Find each line containing the word "name" and report how many there are. Add nothing else.

→ **Input for this task**:

· · · · ·

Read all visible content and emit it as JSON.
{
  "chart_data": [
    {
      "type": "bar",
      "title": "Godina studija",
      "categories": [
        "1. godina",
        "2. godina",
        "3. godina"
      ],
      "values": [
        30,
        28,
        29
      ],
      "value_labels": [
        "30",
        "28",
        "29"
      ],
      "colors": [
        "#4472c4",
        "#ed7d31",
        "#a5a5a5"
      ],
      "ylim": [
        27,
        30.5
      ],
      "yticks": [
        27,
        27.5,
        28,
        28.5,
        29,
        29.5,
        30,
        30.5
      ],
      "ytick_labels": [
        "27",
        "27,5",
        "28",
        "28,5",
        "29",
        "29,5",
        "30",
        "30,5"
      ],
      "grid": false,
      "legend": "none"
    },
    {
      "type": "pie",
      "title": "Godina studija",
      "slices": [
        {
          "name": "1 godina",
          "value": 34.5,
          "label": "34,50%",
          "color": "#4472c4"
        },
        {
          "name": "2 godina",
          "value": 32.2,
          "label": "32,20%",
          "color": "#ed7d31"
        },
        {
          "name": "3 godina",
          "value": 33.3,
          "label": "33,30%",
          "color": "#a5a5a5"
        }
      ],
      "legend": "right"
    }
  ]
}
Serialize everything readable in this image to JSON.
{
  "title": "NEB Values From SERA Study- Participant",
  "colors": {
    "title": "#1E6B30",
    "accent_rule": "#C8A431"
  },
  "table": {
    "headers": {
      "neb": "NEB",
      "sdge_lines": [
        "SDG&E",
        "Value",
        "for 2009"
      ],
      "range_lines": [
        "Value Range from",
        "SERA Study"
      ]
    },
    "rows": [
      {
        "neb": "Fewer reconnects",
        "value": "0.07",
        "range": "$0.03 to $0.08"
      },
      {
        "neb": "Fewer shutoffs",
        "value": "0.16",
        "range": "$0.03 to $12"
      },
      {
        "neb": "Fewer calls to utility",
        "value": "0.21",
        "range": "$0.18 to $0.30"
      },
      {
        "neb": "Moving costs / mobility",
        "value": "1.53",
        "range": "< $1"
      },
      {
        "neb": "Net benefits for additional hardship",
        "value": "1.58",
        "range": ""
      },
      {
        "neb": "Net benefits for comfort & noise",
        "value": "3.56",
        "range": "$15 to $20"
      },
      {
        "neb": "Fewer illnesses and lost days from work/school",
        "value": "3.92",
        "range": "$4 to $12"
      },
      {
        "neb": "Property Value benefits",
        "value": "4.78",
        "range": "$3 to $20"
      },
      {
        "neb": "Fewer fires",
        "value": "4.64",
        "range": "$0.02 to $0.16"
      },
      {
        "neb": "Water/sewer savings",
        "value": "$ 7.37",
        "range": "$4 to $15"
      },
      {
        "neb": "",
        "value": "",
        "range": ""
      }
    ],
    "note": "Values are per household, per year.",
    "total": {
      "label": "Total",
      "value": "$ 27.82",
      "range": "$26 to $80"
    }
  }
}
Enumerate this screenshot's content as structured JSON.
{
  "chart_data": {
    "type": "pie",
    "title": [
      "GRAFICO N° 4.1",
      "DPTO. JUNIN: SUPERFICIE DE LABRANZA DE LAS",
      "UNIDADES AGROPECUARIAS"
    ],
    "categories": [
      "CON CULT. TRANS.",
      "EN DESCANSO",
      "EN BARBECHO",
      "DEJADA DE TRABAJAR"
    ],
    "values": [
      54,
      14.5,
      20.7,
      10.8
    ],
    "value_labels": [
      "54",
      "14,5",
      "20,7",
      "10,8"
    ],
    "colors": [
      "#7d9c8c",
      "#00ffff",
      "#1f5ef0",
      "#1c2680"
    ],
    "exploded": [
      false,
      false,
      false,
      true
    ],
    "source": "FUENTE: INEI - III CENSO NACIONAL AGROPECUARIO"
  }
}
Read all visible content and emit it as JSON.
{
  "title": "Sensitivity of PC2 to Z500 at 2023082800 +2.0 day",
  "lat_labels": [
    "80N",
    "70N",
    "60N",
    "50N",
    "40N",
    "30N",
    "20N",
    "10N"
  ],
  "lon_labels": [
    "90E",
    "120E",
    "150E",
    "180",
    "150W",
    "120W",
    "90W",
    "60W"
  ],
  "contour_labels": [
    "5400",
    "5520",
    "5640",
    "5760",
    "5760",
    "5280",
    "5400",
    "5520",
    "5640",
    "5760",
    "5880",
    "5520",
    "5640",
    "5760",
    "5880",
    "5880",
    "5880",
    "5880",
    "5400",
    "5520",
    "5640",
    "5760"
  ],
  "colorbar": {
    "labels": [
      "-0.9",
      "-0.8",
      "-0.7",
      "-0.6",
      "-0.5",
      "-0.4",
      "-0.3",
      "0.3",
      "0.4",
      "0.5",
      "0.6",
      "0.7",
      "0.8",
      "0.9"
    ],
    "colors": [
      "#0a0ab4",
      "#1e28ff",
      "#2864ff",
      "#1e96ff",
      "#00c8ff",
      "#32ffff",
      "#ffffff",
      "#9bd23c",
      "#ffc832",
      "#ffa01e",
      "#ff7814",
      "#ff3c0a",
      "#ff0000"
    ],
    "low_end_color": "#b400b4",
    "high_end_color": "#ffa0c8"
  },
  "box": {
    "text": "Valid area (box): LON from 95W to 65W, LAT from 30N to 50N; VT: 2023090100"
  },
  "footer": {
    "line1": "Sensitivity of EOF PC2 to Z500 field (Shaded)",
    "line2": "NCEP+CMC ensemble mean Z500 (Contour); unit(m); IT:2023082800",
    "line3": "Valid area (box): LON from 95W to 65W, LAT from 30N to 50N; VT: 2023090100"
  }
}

· · · · ·

→ **Task solution**:
3